Given task: Tally the lines of the data that include the word "Revolution" and state the total, nothing else.

════════════════════

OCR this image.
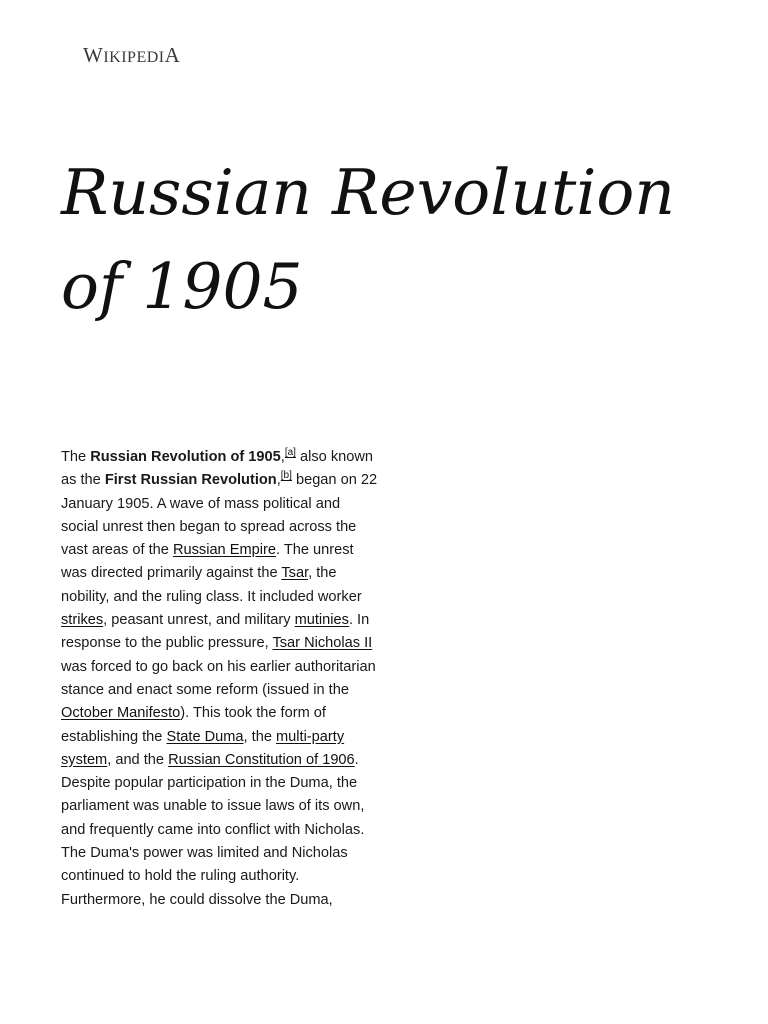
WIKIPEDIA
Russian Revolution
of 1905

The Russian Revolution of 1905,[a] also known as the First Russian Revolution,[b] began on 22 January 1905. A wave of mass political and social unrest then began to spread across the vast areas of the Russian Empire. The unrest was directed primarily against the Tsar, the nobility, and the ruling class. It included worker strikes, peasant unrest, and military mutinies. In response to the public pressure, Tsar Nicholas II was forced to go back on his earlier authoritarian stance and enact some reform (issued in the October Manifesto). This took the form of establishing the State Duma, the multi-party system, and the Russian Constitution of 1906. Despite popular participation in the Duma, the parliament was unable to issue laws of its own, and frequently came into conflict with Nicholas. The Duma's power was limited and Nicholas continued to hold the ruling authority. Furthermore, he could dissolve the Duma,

════════════════════

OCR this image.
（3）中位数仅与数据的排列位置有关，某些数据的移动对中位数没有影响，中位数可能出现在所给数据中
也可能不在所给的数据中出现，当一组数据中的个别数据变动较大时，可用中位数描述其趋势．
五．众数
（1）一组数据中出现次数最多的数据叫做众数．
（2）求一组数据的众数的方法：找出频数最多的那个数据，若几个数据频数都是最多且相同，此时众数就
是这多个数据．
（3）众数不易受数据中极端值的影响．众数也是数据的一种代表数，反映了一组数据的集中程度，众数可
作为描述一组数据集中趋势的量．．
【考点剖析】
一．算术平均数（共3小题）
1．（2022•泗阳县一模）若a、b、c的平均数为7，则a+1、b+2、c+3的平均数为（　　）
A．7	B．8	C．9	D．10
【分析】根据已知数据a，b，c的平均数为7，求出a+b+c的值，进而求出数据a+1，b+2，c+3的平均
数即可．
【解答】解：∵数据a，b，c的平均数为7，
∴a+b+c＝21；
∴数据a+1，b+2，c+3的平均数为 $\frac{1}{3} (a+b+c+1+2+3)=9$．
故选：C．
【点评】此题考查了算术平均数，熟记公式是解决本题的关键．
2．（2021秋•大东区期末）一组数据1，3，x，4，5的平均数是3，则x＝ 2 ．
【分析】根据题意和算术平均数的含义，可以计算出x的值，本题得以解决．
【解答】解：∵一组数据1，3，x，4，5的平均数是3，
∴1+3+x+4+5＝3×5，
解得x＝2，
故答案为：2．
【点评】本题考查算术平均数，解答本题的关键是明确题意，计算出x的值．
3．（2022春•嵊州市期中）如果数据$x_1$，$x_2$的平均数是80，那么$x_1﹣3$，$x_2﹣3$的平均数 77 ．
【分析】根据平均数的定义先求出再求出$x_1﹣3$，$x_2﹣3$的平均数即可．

════════════════════

Full output: 2